TO DO
Filter the entries below, keeping only lines with the word "inputs".

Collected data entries
──────────────────────────────

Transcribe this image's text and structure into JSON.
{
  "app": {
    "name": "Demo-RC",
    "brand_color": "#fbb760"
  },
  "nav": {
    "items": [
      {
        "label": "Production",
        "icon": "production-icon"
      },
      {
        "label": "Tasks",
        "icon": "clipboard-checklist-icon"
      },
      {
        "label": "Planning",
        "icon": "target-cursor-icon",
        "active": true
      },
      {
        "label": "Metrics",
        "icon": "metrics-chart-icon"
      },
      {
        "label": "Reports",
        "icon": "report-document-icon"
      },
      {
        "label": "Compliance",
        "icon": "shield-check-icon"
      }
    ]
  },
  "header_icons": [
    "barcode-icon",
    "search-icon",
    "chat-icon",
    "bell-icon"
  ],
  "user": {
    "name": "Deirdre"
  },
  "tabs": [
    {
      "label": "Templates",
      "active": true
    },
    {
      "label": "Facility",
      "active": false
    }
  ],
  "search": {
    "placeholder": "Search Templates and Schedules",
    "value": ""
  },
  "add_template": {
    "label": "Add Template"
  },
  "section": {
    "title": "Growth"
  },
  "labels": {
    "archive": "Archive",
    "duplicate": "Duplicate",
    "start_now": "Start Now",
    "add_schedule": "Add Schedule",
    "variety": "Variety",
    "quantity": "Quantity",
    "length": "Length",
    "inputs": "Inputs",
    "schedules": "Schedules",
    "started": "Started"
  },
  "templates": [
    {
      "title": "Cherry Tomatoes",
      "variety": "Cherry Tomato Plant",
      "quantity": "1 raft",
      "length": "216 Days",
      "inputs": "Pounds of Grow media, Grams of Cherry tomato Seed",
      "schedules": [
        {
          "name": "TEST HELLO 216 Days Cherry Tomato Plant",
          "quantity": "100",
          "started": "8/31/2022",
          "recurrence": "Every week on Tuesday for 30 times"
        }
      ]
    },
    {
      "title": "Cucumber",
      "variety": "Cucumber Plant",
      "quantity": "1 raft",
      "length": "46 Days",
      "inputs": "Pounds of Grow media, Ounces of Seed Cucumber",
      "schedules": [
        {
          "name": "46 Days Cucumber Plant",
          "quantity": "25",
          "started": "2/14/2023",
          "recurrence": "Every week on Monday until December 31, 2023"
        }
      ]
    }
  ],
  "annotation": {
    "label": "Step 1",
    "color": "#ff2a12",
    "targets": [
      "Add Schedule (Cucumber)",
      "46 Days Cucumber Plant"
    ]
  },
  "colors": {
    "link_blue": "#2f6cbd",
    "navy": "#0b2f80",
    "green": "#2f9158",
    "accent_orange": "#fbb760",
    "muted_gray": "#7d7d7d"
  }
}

──────────────────────────────

COMPLETE ANSWER
    "inputs": "Inputs",
      "inputs": "Pounds of Grow media, Grams of Cherry tomato Seed",
      "inputs": "Pounds of Grow media, Ounces of Seed Cucumber",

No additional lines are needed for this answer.